Your task: Print the data exactly as it is given, please.

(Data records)
========
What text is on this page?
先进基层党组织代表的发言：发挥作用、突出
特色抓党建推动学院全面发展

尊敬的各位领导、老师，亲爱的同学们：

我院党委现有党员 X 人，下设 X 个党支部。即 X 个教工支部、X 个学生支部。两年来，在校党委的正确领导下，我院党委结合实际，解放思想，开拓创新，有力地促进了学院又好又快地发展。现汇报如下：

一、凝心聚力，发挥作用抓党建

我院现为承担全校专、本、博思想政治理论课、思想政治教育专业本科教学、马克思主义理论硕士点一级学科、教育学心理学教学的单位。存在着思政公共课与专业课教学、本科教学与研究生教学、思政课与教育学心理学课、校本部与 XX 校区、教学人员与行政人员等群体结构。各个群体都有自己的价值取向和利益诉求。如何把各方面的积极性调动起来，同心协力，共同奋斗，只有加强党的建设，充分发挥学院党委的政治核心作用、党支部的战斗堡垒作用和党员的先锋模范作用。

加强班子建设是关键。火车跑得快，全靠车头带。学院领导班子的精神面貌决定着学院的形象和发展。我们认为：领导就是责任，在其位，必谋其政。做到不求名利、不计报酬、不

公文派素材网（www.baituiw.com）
========
Final result:
What text is on this page?
先进基层党组织代表的发言：发挥作用、突出
特色抓党建推动学院全面发展

尊敬的各位领导、老师，亲爱的同学们：

我院党委现有党员 X 人，下设 X 个党支部。即 X 个教工支部、X 个学生支部。两年来，在校党委的正确领导下，我院党委结合实际，解放思想，开拓创新，有力地促进了学院又好又快地发展。现汇报如下：

一、凝心聚力，发挥作用抓党建

我院现为承担全校专、本、博思想政治理论课、思想政治教育专业本科教学、马克思主义理论硕士点一级学科、教育学心理学教学的单位。存在着思政公共课与专业课教学、本科教学与研究生教学、思政课与教育学心理学课、校本部与 XX 校区、教学人员与行政人员等群体结构。各个群体都有自己的价值取向和利益诉求。如何把各方面的积极性调动起来，同心协力，共同奋斗，只有加强党的建设，充分发挥学院党委的政治核心作用、党支部的战斗堡垒作用和党员的先锋模范作用。

加强班子建设是关键。火车跑得快，全靠车头带。学院领导班子的精神面貌决定着学院的形象和发展。我们认为：领导就是责任，在其位，必谋其政。做到不求名利、不计报酬、不

公文派素材网（www.baituiw.com）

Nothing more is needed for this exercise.